◆ Exercise brief ◆
Please output the marriage advice post below word for word, in full.

◆ Selection ◆
══════
I DO… not have amazing marriage advice for you

Marriage Title

Recently I was at a work party and one of my soon-to-be-married colleagues said, “Ok everyone, give me your best marriage advice.” Of course we gave her all sorts of unhelpful, sarcastic comments we didn’t mean like, “don’t take it too seriously, you can always get divorced!”, but it did get me thinking. Over the next day or two I mulled the idea in my head and wondered what advice I could seriously give a young couple.

This August my husband and I will have been married 10 years, but we’ve lived together about 14 years. I was sure I could come up with a real gem, I mean, that’s a long time to get to know someone.  I decided to surf the web for some ideas to trigger my brilliance. I did find some a few good tidbits, but there were some pretty cliche pieces that I mostly disagree with…such as…

mar18Have the same hobbies. You probably have something in common, or else you wouldn’t be getting hitched, but should all of your hobbies be done together? Oh god, no. I mean, if you and your spouse do everything together and enjoy it, keep it up, but sometimes a girl needs her space. I think my husband and I do an awful lot together. He’s mostly who I hang out with and neither of us has a very large group of friends outside of our couples we hang with. What’s nice about when you and your spouse do separate things is though, is when you reconnect, you actually have something to talk about. Additionally, when I hang out with my husband and his friends, I’m generally super bored by their lame conversations. Likewise, he totally tunes out when he is forced to hang with me and the gals. It’s important to have space, it’s important to remain individuals, and like I said, it gives you something to talk about when you do hang out together.

Don’t go to bed angry. You know, when you live with someone day after day after day after day, you are bound to sometimes have ridiculous fights. Sometimes these happen in the evenings and spill into bedtime. Sometimes they start because you are bored and cranky, sometimes a pet peeve triggers one (I mean, seriously, can’t you put the toothpaste back IN the drawer when you’re done?!) and these fights are best to just let die. Sometimes bedtime is a blessing and you have excuse to end a fight. Even in cases of serious topics, I think it’s helpful to call it a day, get a good night’s sleep and re-evaluate in the morning. One time, my husband and I were arguing about something mundane and he literally fell asleep IN THE MIDDLE of our conversation. Like I made an amazing point and when I nudged him for a response, I was met with a snore. It was probably best. It forced me to go to bed and by morning we were on to other things.
══════
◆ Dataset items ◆
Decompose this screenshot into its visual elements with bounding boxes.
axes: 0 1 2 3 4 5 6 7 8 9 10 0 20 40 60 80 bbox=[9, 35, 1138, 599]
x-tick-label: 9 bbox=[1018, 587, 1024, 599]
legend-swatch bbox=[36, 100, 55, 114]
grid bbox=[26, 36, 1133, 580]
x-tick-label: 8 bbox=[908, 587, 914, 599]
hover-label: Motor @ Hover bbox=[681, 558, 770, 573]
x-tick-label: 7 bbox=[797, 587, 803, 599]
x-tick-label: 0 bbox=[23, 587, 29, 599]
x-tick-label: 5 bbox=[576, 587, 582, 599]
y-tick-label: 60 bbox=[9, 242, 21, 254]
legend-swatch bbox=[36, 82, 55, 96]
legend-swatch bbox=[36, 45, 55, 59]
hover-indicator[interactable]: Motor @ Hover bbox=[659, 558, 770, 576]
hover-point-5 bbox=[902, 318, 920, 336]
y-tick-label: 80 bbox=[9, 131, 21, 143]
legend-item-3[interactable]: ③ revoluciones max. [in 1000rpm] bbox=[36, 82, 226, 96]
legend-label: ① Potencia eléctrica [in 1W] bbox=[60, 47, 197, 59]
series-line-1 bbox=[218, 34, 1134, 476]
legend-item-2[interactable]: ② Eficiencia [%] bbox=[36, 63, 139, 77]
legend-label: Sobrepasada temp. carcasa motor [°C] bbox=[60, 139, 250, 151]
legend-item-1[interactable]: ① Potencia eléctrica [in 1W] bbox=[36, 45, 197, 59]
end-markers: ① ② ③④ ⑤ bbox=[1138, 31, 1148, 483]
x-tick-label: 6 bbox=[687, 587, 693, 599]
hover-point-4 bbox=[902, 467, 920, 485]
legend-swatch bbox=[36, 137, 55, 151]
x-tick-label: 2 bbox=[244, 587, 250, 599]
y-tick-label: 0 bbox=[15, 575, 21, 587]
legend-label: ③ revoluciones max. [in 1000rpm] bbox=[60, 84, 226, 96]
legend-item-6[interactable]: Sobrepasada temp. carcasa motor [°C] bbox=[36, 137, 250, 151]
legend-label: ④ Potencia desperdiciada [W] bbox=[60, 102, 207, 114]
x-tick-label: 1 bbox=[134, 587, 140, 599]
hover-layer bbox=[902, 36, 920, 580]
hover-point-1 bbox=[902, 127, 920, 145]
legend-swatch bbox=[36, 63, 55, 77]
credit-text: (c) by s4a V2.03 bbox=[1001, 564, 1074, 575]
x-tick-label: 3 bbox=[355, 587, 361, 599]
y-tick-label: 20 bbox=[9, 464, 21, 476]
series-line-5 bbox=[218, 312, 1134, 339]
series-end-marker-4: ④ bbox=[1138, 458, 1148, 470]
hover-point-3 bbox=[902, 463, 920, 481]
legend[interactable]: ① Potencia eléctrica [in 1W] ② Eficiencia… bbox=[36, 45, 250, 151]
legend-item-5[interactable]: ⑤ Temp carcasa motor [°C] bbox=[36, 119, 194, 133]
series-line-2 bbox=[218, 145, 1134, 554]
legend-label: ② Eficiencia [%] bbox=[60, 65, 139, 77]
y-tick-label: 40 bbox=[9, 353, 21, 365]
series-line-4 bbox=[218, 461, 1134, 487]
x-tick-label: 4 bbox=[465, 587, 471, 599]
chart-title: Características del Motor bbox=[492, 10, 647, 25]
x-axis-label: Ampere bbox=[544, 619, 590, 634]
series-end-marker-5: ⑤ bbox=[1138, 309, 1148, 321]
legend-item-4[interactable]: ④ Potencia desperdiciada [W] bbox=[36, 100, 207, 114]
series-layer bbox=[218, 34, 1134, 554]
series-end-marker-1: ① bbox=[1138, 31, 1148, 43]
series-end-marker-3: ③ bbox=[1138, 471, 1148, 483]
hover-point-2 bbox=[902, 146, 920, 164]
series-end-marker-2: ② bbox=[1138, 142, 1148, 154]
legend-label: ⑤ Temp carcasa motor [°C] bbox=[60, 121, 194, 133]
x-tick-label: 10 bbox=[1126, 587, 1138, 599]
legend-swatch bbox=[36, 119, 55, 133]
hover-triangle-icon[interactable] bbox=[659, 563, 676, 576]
══════
◆ Output ◆
I DO… not have amazing marriage advice for you

Marriage Title

Recently I was at a work party and one of my soon-to-be-married colleagues said, “Ok everyone, give me your best marriage advice.” Of course we gave her all sorts of unhelpful, sarcastic comments we didn’t mean like, “don’t take it too seriously, you can always get divorced!”, but it did get me thinking. Over the next day or two I mulled the idea in my head and wondered what advice I could seriously give a young couple.

This August my husband and I will have been married 10 years, but we’ve lived together about 14 years. I was sure I could come up with a real gem, I mean, that’s a long time to get to know someone.  I decided to surf the web for some ideas to trigger my brilliance. I did find some a few good tidbits, but there were some pretty cliche pieces that I mostly disagree with…such as…

mar18Have the same hobbies. You probably have something in common, or else you wouldn’t be getting hitched, but should all of your hobbies be done together? Oh god, no. I mean, if you and your spouse do everything together and enjoy it, keep it up, but sometimes a girl needs her space. I think my husband and I do an awful lot together. He’s mostly who I hang out with and neither of us has a very large group of friends outside of our couples we hang with. What’s nice about when you and your spouse do separate things is though, is when you reconnect, you actually have something to talk about. Additionally, when I hang out with my husband and his friends, I’m generally super bored by their lame conversations. Likewise, he totally tunes out when he is forced to hang with me and the gals. It’s important to have space, it’s important to remain individuals, and like I said, it gives you something to talk about when you do hang out together.

Don’t go to bed angry. You know, when you live with someone day after day after day after day, you are bound to sometimes have ridiculous fights. Sometimes these happen in the evenings and spill into bedtime. Sometimes they start because you are bored and cranky, sometimes a pet peeve triggers one (I mean, seriously, can’t you put the toothpaste back IN the drawer when you’re done?!) and these fights are best to just let die. Sometimes bedtime is a blessing and you have excuse to end a fight. Even in cases of serious topics, I think it’s helpful to call it a day, get a good night’s sleep and re-evaluate in the morning. One time, my husband and I were arguing about something mundane and he literally fell asleep IN THE MIDDLE of our conversation. Like I made an amazing point and when I nudged him for a response, I was met with a snore. It was probably best. It forced me to go to bed and by morning we were on to other things.